### Short exercise
Read the lines that follow and pick out every one containing the word "Have".

### Records for this task
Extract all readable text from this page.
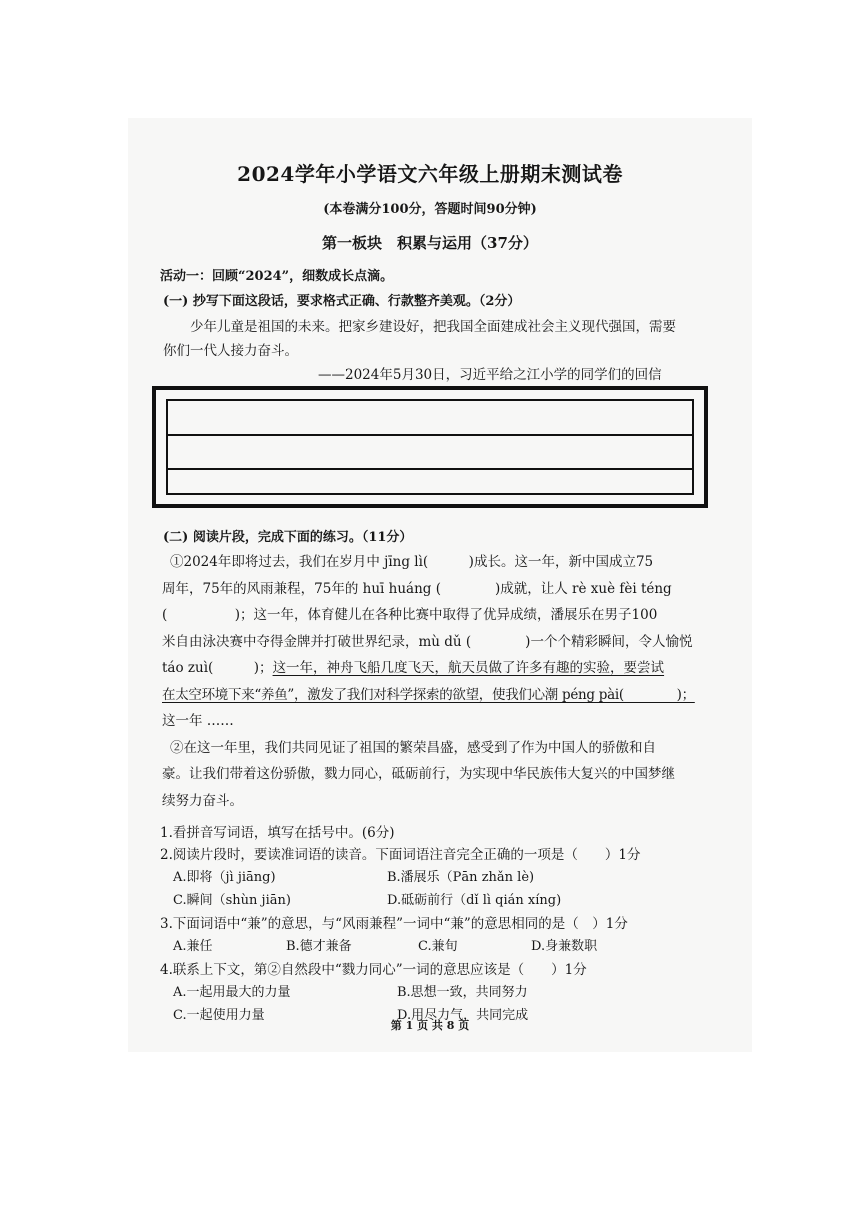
2024学年小学语文六年级上册期末测试卷
(本卷满分100分，答题时间90分钟)
第一板块　积累与运用（37分）
活动一：回顾“2024”，细数成长点滴。
(一) 抄写下面这段话，要求格式正确、行款整齐美观。（2分）
少年儿童是祖国的未来。把家乡建设好，把我国全面建成社会主义现代强国，需要
你们一代人接力奋斗。
——2024年5月30日，习近平给之江小学的同学们的回信
(二) 阅读片段，完成下面的练习。（11分）

①2024年即将过去，我们在岁月中 jīng lì(　　　)成长。这一年，新中国成立75

周年，75年的风雨兼程，75年的 huī huáng (　　　　)成就，让人 rè xuè fèi téng

(　　　　　)；这一年，体育健儿在各种比赛中取得了优异成绩，潘展乐在男子100

米自由泳决赛中夺得金牌并打破世界纪录，mù dǔ (　　　　)一个个精彩瞬间，令人愉悦

táo zuì(　　　)；这一年，神舟飞船几度飞天，航天员做了许多有趣的实验，要尝试

在太空环境下来“养鱼”，激发了我们对科学探索的欲望，使我们心潮 péng pài(　　　　)；

这一年 ……

②在这一年里，我们共同见证了祖国的繁荣昌盛，感受到了作为中国人的骄傲和自

豪。让我们带着这份骄傲，戮力同心，砥砺前行，为实现中华民族伟大复兴的中国梦继

续努力奋斗。

1.看拼音写词语，填写在括号中。(6分)
2.阅读片段时，要读准词语的读音。下面词语注音完全正确的一项是（　　）1分
A.即将（jì jiāng)	B.潘展乐（Pān zhǎn lè)
C.瞬间（shùn jiān)	D.砥砺前行（dǐ lì qián xíng)
3.下面词语中“兼”的意思，与“风雨兼程”一词中“兼”的意思相同的是（　）1分
A.兼任	B.德才兼备	C.兼旬	D.身兼数职
4.联系上下文，第②自然段中“戮力同心”一词的意思应该是（　　）1分
A.一起用最大的力量	B.思想一致，共同努力
C.一起使用力量	D.用尽力气，共同完成
第 1 页 共 8 页
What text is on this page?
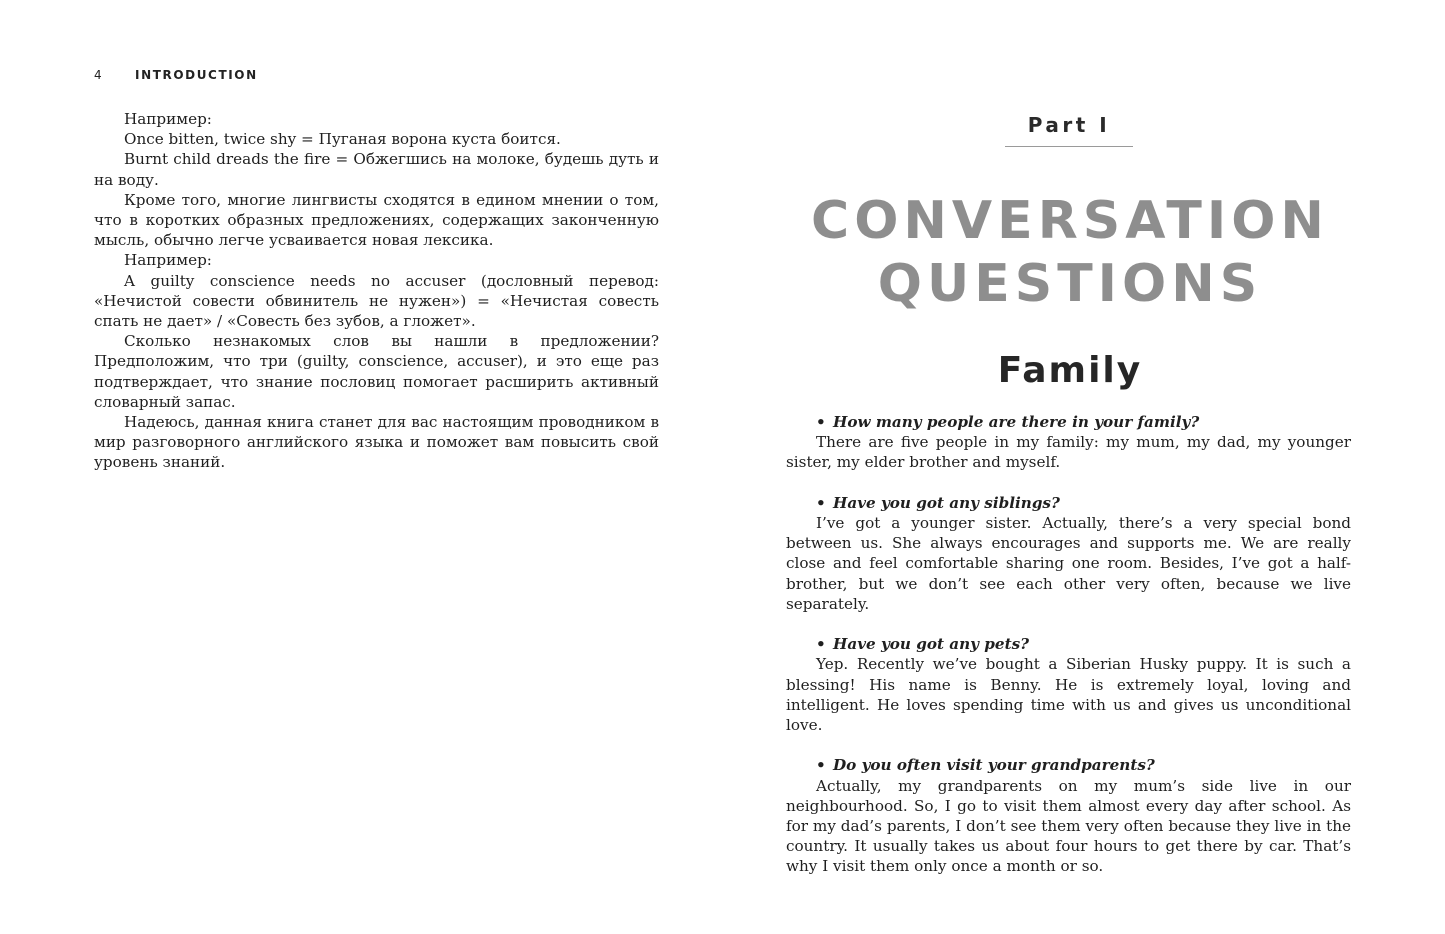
4	INTRODUCTION

Например:

Once bitten, twice shy = Пуганая ворона куста боится.

Burnt child dreads the fire = Обжегшись на молоке, будешь дуть и на воду.

Кроме того, многие лингвисты сходятся в едином мнении о том, что в коротких образных предложениях, содержащих законченную мысль, обычно легче усваивается новая лексика.

Например:

A guilty conscience needs no accuser (дословный перевод: «Нечистой совести обвинитель не нужен») = «Нечистая совесть спать не дает» / «Совесть без зубов, а гложет».

Сколько незнакомых слов вы нашли в предложении? Предположим, что три (guilty, conscience, accuser), и это еще раз подтверждает, что знание пословиц помогает расширить активный словарный запас.

Надеюсь, данная книга станет для вас настоящим проводником в мир разговорного английского языка и поможет вам повысить свой уровень знаний.

Part I
CONVERSATION
QUESTIONS
Family

• How many people are there in your family?

There are five people in my family: my mum, my dad, my younger sister, my elder brother and myself.

• Have you got any siblings?

I’ve got a younger sister. Actually, there’s a very special bond between us. She always encourages and supports me. We are really close and feel comfortable sharing one room. Besides, I’ve got a half-brother, but we don’t see each other very often, because we live separately.

• Have you got any pets?

Yep. Recently we’ve bought a Siberian Husky puppy. It is such a blessing! His name is Benny. He is extremely loyal, loving and intelligent. He loves spending time with us and gives us unconditional love.

• Do you often visit your grandparents?

Actually, my grandparents on my mum’s side live in our neighbourhood. So, I go to visit them almost every day after school. As for my dad’s parents, I don’t see them very often because they live in the country. It usually takes us about four hours to get there by car. That’s why I visit them only once a month or so.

### Completed exercise
• Have you got any siblings?
• Have you got any pets?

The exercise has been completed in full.